Supplied information ▸

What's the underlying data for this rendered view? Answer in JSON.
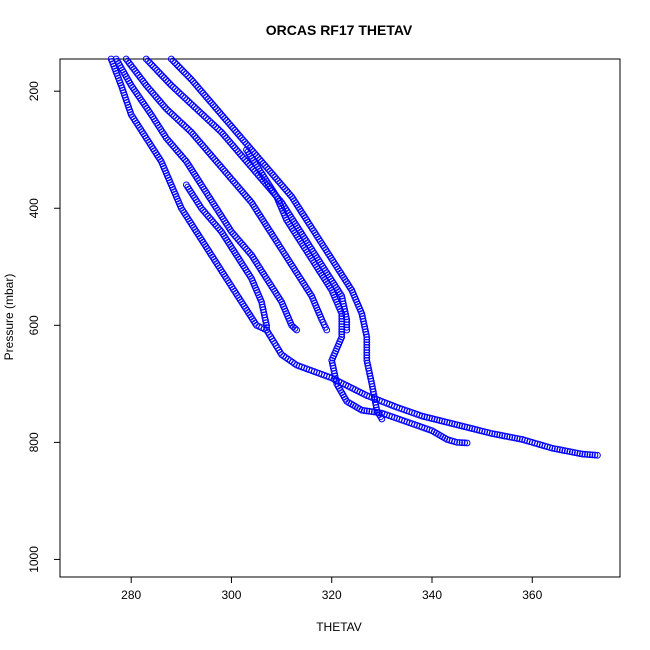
{
  "chart_data": {
    "type": "scatter",
    "title": "ORCAS RF17 THETAV",
    "xlabel": "THETAV",
    "ylabel": "Pressure (mbar)",
    "xlim": [
      265.8,
      377.5
    ],
    "ylim": [
      1030,
      145
    ],
    "y_reversed": true,
    "grid": false,
    "marker": "open-circle",
    "x_ticks": [
      280,
      300,
      320,
      340,
      360
    ],
    "y_ticks": [
      200,
      400,
      600,
      800,
      1000
    ],
    "colors": {
      "series": "#0000ff",
      "axis": "#000000"
    },
    "series": [
      {
        "points": [
          [
            276,
            145
          ],
          [
            278,
            190
          ],
          [
            280,
            240
          ],
          [
            283,
            280
          ],
          [
            286,
            320
          ],
          [
            288,
            360
          ],
          [
            290,
            400
          ],
          [
            293,
            440
          ],
          [
            296,
            480
          ],
          [
            299,
            520
          ],
          [
            302,
            560
          ],
          [
            305,
            600
          ],
          [
            307,
            608
          ],
          [
            310,
            650
          ],
          [
            313,
            668
          ],
          [
            320,
            690
          ],
          [
            327,
            720
          ],
          [
            333,
            740
          ],
          [
            338,
            755
          ],
          [
            345,
            770
          ],
          [
            352,
            785
          ],
          [
            358,
            795
          ],
          [
            364,
            810
          ],
          [
            370,
            820
          ],
          [
            373,
            822
          ]
        ]
      },
      {
        "points": [
          [
            277,
            145
          ],
          [
            280,
            190
          ],
          [
            284,
            240
          ],
          [
            287,
            280
          ],
          [
            291,
            320
          ],
          [
            294,
            360
          ],
          [
            297,
            400
          ],
          [
            300,
            440
          ],
          [
            304,
            480
          ],
          [
            307,
            520
          ],
          [
            310,
            560
          ],
          [
            312,
            600
          ],
          [
            313,
            608
          ]
        ]
      },
      {
        "points": [
          [
            279,
            145
          ],
          [
            283,
            190
          ],
          [
            287,
            230
          ],
          [
            292,
            270
          ],
          [
            296,
            310
          ],
          [
            300,
            350
          ],
          [
            304,
            390
          ],
          [
            307,
            430
          ],
          [
            310,
            470
          ],
          [
            313,
            510
          ],
          [
            316,
            550
          ],
          [
            318,
            590
          ],
          [
            319,
            608
          ]
        ]
      },
      {
        "points": [
          [
            283,
            145
          ],
          [
            288,
            190
          ],
          [
            293,
            230
          ],
          [
            298,
            270
          ],
          [
            302,
            310
          ],
          [
            306,
            350
          ],
          [
            310,
            390
          ],
          [
            313,
            430
          ],
          [
            316,
            470
          ],
          [
            319,
            510
          ],
          [
            322,
            550
          ],
          [
            323,
            590
          ],
          [
            323,
            608
          ]
        ]
      },
      {
        "points": [
          [
            288,
            145
          ],
          [
            292,
            180
          ],
          [
            296,
            220
          ],
          [
            300,
            260
          ],
          [
            304,
            300
          ],
          [
            308,
            340
          ],
          [
            312,
            380
          ],
          [
            315,
            420
          ],
          [
            318,
            460
          ],
          [
            321,
            500
          ],
          [
            324,
            540
          ],
          [
            326,
            580
          ],
          [
            327,
            620
          ],
          [
            327,
            660
          ],
          [
            328,
            700
          ],
          [
            329,
            745
          ],
          [
            330,
            760
          ]
        ]
      },
      {
        "points": [
          [
            303,
            300
          ],
          [
            306,
            340
          ],
          [
            309,
            380
          ],
          [
            311,
            420
          ],
          [
            314,
            460
          ],
          [
            317,
            500
          ],
          [
            320,
            540
          ],
          [
            322,
            580
          ],
          [
            322,
            620
          ],
          [
            320,
            660
          ],
          [
            321,
            700
          ],
          [
            323,
            730
          ],
          [
            326,
            745
          ],
          [
            330,
            750
          ],
          [
            335,
            765
          ],
          [
            340,
            780
          ],
          [
            343,
            795
          ],
          [
            345,
            800
          ],
          [
            347,
            801
          ]
        ]
      },
      {
        "points": [
          [
            291,
            360
          ],
          [
            294,
            400
          ],
          [
            298,
            440
          ],
          [
            301,
            480
          ],
          [
            304,
            520
          ],
          [
            306,
            560
          ],
          [
            307,
            600
          ],
          [
            307,
            608
          ]
        ]
      }
    ]
  }
}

Aim of the task ▸ Reproduce all of the data exactly, omitting each picture it holds.

Written answer ▸
What's the underlying data for this rendered view? Answer in JSON.
{
  "chart_data": {
    "type": "scatter",
    "title": "ORCAS RF17 THETAV",
    "xlabel": "THETAV",
    "ylabel": "Pressure (mbar)",
    "xlim": [
      265.8,
      377.5
    ],
    "ylim": [
      1030,
      145
    ],
    "y_reversed": true,
    "grid": false,
    "marker": "open-circle",
    "x_ticks": [
      280,
      300,
      320,
      340,
      360
    ],
    "y_ticks": [
      200,
      400,
      600,
      800,
      1000
    ],
    "colors": {
      "series": "#0000ff",
      "axis": "#000000"
    },
    "series": [
      {
        "points": [
          [
            276,
            145
          ],
          [
            278,
            190
          ],
          [
            280,
            240
          ],
          [
            283,
            280
          ],
          [
            286,
            320
          ],
          [
            288,
            360
          ],
          [
            290,
            400
          ],
          [
            293,
            440
          ],
          [
            296,
            480
          ],
          [
            299,
            520
          ],
          [
            302,
            560
          ],
          [
            305,
            600
          ],
          [
            307,
            608
          ],
          [
            310,
            650
          ],
          [
            313,
            668
          ],
          [
            320,
            690
          ],
          [
            327,
            720
          ],
          [
            333,
            740
          ],
          [
            338,
            755
          ],
          [
            345,
            770
          ],
          [
            352,
            785
          ],
          [
            358,
            795
          ],
          [
            364,
            810
          ],
          [
            370,
            820
          ],
          [
            373,
            822
          ]
        ]
      },
      {
        "points": [
          [
            277,
            145
          ],
          [
            280,
            190
          ],
          [
            284,
            240
          ],
          [
            287,
            280
          ],
          [
            291,
            320
          ],
          [
            294,
            360
          ],
          [
            297,
            400
          ],
          [
            300,
            440
          ],
          [
            304,
            480
          ],
          [
            307,
            520
          ],
          [
            310,
            560
          ],
          [
            312,
            600
          ],
          [
            313,
            608
          ]
        ]
      },
      {
        "points": [
          [
            279,
            145
          ],
          [
            283,
            190
          ],
          [
            287,
            230
          ],
          [
            292,
            270
          ],
          [
            296,
            310
          ],
          [
            300,
            350
          ],
          [
            304,
            390
          ],
          [
            307,
            430
          ],
          [
            310,
            470
          ],
          [
            313,
            510
          ],
          [
            316,
            550
          ],
          [
            318,
            590
          ],
          [
            319,
            608
          ]
        ]
      },
      {
        "points": [
          [
            283,
            145
          ],
          [
            288,
            190
          ],
          [
            293,
            230
          ],
          [
            298,
            270
          ],
          [
            302,
            310
          ],
          [
            306,
            350
          ],
          [
            310,
            390
          ],
          [
            313,
            430
          ],
          [
            316,
            470
          ],
          [
            319,
            510
          ],
          [
            322,
            550
          ],
          [
            323,
            590
          ],
          [
            323,
            608
          ]
        ]
      },
      {
        "points": [
          [
            288,
            145
          ],
          [
            292,
            180
          ],
          [
            296,
            220
          ],
          [
            300,
            260
          ],
          [
            304,
            300
          ],
          [
            308,
            340
          ],
          [
            312,
            380
          ],
          [
            315,
            420
          ],
          [
            318,
            460
          ],
          [
            321,
            500
          ],
          [
            324,
            540
          ],
          [
            326,
            580
          ],
          [
            327,
            620
          ],
          [
            327,
            660
          ],
          [
            328,
            700
          ],
          [
            329,
            745
          ],
          [
            330,
            760
          ]
        ]
      },
      {
        "points": [
          [
            303,
            300
          ],
          [
            306,
            340
          ],
          [
            309,
            380
          ],
          [
            311,
            420
          ],
          [
            314,
            460
          ],
          [
            317,
            500
          ],
          [
            320,
            540
          ],
          [
            322,
            580
          ],
          [
            322,
            620
          ],
          [
            320,
            660
          ],
          [
            321,
            700
          ],
          [
            323,
            730
          ],
          [
            326,
            745
          ],
          [
            330,
            750
          ],
          [
            335,
            765
          ],
          [
            340,
            780
          ],
          [
            343,
            795
          ],
          [
            345,
            800
          ],
          [
            347,
            801
          ]
        ]
      },
      {
        "points": [
          [
            291,
            360
          ],
          [
            294,
            400
          ],
          [
            298,
            440
          ],
          [
            301,
            480
          ],
          [
            304,
            520
          ],
          [
            306,
            560
          ],
          [
            307,
            600
          ],
          [
            307,
            608
          ]
        ]
      }
    ]
  }
}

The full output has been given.